Problem:
Where a line of the material contains the string "Violence", copy that line.

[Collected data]

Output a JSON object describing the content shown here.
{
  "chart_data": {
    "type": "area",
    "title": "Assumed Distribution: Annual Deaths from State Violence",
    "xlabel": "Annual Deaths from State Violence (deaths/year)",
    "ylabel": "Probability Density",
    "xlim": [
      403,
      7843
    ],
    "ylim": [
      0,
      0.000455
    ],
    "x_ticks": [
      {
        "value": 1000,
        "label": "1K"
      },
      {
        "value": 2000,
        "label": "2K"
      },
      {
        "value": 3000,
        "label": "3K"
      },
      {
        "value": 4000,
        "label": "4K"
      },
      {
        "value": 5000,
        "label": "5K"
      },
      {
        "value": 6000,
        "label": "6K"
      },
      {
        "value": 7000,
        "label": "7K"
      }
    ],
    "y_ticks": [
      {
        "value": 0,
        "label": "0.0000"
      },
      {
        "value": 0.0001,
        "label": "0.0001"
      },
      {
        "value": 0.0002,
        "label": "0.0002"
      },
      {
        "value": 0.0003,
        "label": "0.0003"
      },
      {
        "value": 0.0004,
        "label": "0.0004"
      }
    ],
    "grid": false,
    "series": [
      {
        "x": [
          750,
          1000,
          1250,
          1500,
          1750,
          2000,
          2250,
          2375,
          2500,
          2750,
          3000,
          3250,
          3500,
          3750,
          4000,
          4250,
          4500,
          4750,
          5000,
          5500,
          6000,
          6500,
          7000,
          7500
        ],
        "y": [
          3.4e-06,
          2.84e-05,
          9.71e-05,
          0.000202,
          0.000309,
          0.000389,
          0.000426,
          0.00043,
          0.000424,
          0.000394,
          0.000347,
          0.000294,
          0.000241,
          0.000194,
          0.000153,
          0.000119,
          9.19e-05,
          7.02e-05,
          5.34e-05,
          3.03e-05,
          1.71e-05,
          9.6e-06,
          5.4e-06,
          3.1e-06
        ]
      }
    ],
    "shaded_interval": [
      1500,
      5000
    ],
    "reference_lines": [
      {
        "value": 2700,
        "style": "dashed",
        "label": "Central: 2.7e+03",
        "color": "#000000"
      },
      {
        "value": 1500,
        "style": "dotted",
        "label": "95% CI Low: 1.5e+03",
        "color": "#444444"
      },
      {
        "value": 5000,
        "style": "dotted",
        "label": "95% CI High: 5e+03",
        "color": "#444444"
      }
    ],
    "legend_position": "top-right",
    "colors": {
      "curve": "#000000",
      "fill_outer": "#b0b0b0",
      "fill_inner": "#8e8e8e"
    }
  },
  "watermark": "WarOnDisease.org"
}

Reply to the exercise:
    "title": "Assumed Distribution: Annual Deaths from State Violence",
    "xlabel": "Annual Deaths from State Violence (deaths/year)",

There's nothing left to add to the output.